**Task details**
Quote each line of the material verbatim, without the pictures.

**Raw data**
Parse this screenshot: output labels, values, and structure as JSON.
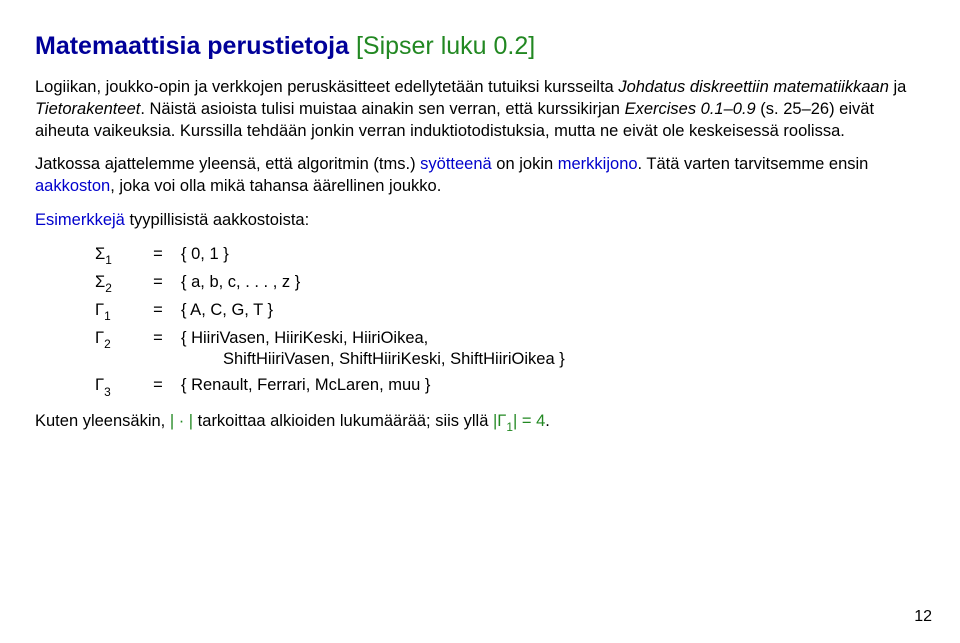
{
  "title": {
    "main": "Matemaattisia perustietoja",
    "ref": "[Sipser luku 0.2]"
  },
  "p1": {
    "t1": "Logiikan, joukko-opin ja verkkojen peruskäsitteet edellytetään tutuiksi kursseilta ",
    "i1": "Johdatus diskreettiin matematiikkaan",
    "t2": " ja ",
    "i2": "Tietorakenteet",
    "t3": ". Näistä asioista tulisi muistaa ainakin sen verran, että kurssikirjan ",
    "i3": "Exercises 0.1–0.9",
    "t4": " (s. 25–26) eivät aiheuta vaikeuksia. Kurssilla tehdään jonkin verran induktiotodistuksia, mutta ne eivät ole keskeisessä roolissa."
  },
  "p2": {
    "t1": "Jatkossa ajattelemme yleensä, että algoritmin (tms.) ",
    "b1": "syötteenä",
    "t2": " on jokin ",
    "b2": "merkkijono",
    "t3": ". Tätä varten tarvitsemme ensin ",
    "b3": "aakkoston",
    "t4": ", joka voi olla mikä tahansa äärellinen joukko."
  },
  "exhead": {
    "b": "Esimerkkejä",
    "t": " tyypillisistä aakkostoista:"
  },
  "rows": {
    "r1": {
      "sym": "Σ",
      "sub": "1",
      "set": "{ 0, 1 }"
    },
    "r2": {
      "sym": "Σ",
      "sub": "2",
      "set": "{ a, b, c, . . . , z }"
    },
    "r3": {
      "sym": "Γ",
      "sub": "1",
      "set": "{ A, C, G, T }"
    },
    "r4": {
      "sym": "Γ",
      "sub": "2",
      "set1": "{ HiiriVasen, HiiriKeski, HiiriOikea,",
      "set2": "ShiftHiiriVasen, ShiftHiiriKeski, ShiftHiiriOikea }"
    },
    "r5": {
      "sym": "Γ",
      "sub": "3",
      "set": "{ Renault, Ferrari, McLaren, muu }"
    }
  },
  "eq": "=",
  "footer": {
    "t1": "Kuten yleensäkin, ",
    "g1": "| · |",
    "t2": " tarkoittaa alkioiden lukumäärää; siis yllä ",
    "g2": "|Γ",
    "g2sub": "1",
    "g3": "| = 4",
    "t3": "."
  },
  "pagenum": "12"
}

**Task result**
Parse this screenshot: output labels, values, and structure as JSON.
{
  "title": {
    "main": "Matemaattisia perustietoja",
    "ref": "[Sipser luku 0.2]"
  },
  "p1": {
    "t1": "Logiikan, joukko-opin ja verkkojen peruskäsitteet edellytetään tutuiksi kursseilta ",
    "i1": "Johdatus diskreettiin matematiikkaan",
    "t2": " ja ",
    "i2": "Tietorakenteet",
    "t3": ". Näistä asioista tulisi muistaa ainakin sen verran, että kurssikirjan ",
    "i3": "Exercises 0.1–0.9",
    "t4": " (s. 25–26) eivät aiheuta vaikeuksia. Kurssilla tehdään jonkin verran induktiotodistuksia, mutta ne eivät ole keskeisessä roolissa."
  },
  "p2": {
    "t1": "Jatkossa ajattelemme yleensä, että algoritmin (tms.) ",
    "b1": "syötteenä",
    "t2": " on jokin ",
    "b2": "merkkijono",
    "t3": ". Tätä varten tarvitsemme ensin ",
    "b3": "aakkoston",
    "t4": ", joka voi olla mikä tahansa äärellinen joukko."
  },
  "exhead": {
    "b": "Esimerkkejä",
    "t": " tyypillisistä aakkostoista:"
  },
  "rows": {
    "r1": {
      "sym": "Σ",
      "sub": "1",
      "set": "{ 0, 1 }"
    },
    "r2": {
      "sym": "Σ",
      "sub": "2",
      "set": "{ a, b, c, . . . , z }"
    },
    "r3": {
      "sym": "Γ",
      "sub": "1",
      "set": "{ A, C, G, T }"
    },
    "r4": {
      "sym": "Γ",
      "sub": "2",
      "set1": "{ HiiriVasen, HiiriKeski, HiiriOikea,",
      "set2": "ShiftHiiriVasen, ShiftHiiriKeski, ShiftHiiriOikea }"
    },
    "r5": {
      "sym": "Γ",
      "sub": "3",
      "set": "{ Renault, Ferrari, McLaren, muu }"
    }
  },
  "eq": "=",
  "footer": {
    "t1": "Kuten yleensäkin, ",
    "g1": "| · |",
    "t2": " tarkoittaa alkioiden lukumäärää; siis yllä ",
    "g2": "|Γ",
    "g2sub": "1",
    "g3": "| = 4",
    "t3": "."
  },
  "pagenum": "12"
}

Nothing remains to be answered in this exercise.